Request> Print out each record below, unaltered and complete, without its images.
>> Start Provided material
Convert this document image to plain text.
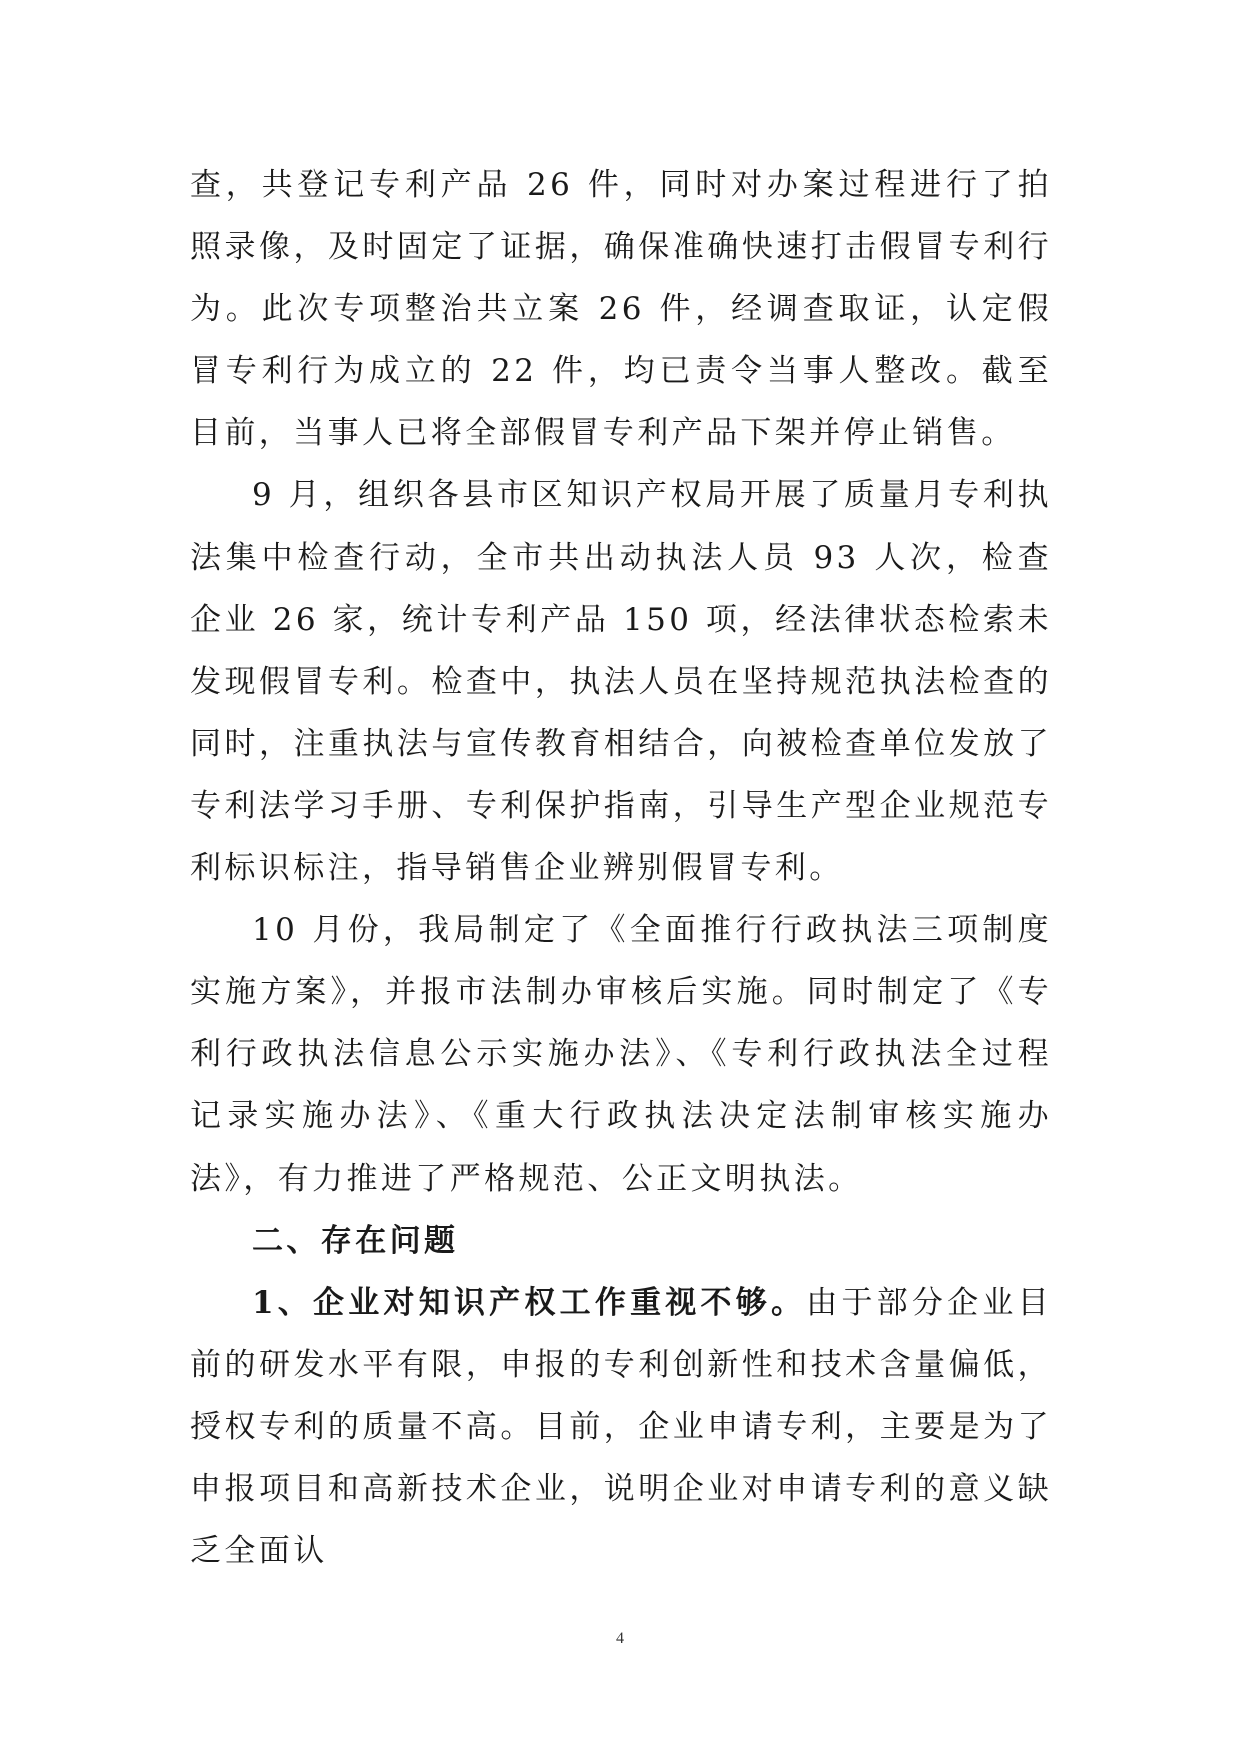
查，共登记专利产品 26 件，同时对办案过程进行了拍照录像，及时固定了证据，确保准确快速打击假冒专利行为。此次专项整治共立案 26 件，经调查取证，认定假冒专利行为成立的 22 件，均已责令当事人整改。截至目前，当事人已将全部假冒专利产品下架并停止销售。

9 月，组织各县市区知识产权局开展了质量月专利执法集中检查行动，全市共出动执法人员 93 人次，检查企业 26 家，统计专利产品 150 项，经法律状态检索未发现假冒专利。检查中，执法人员在坚持规范执法检查的同时，注重执法与宣传教育相结合，向被检查单位发放了专利法学习手册、专利保护指南，引导生产型企业规范专利标识标注，指导销售企业辨别假冒专利。

10 月份，我局制定了《全面推行行政执法三项制度实施方案》，并报市法制办审核后实施。同时制定了《专利行政执法信息公示实施办法》、《专利行政执法全过程记录实施办法》、《重大行政执法决定法制审核实施办法》，有力推进了严格规范、公正文明执法。

二、存在问题

1、企业对知识产权工作重视不够。由于部分企业目前的研发水平有限，申报的专利创新性和技术含量偏低，授权专利的质量不高。目前，企业申请专利，主要是为了申报项目和高新技术企业，说明企业对申请专利的意义缺乏全面认

4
>> End Provided material
The answer>
Convert this document image to plain text.
查，共登记专利产品 26 件，同时对办案过程进行了拍照录像，及时固定了证据，确保准确快速打击假冒专利行为。此次专项整治共立案 26 件，经调查取证，认定假冒专利行为成立的 22 件，均已责令当事人整改。截至目前，当事人已将全部假冒专利产品下架并停止销售。

9 月，组织各县市区知识产权局开展了质量月专利执法集中检查行动，全市共出动执法人员 93 人次，检查企业 26 家，统计专利产品 150 项，经法律状态检索未发现假冒专利。检查中，执法人员在坚持规范执法检查的同时，注重执法与宣传教育相结合，向被检查单位发放了专利法学习手册、专利保护指南，引导生产型企业规范专利标识标注，指导销售企业辨别假冒专利。

10 月份，我局制定了《全面推行行政执法三项制度实施方案》，并报市法制办审核后实施。同时制定了《专利行政执法信息公示实施办法》、《专利行政执法全过程记录实施办法》、《重大行政执法决定法制审核实施办法》，有力推进了严格规范、公正文明执法。

二、存在问题

1、企业对知识产权工作重视不够。由于部分企业目前的研发水平有限，申报的专利创新性和技术含量偏低，授权专利的质量不高。目前，企业申请专利，主要是为了申报项目和高新技术企业，说明企业对申请专利的意义缺乏全面认

4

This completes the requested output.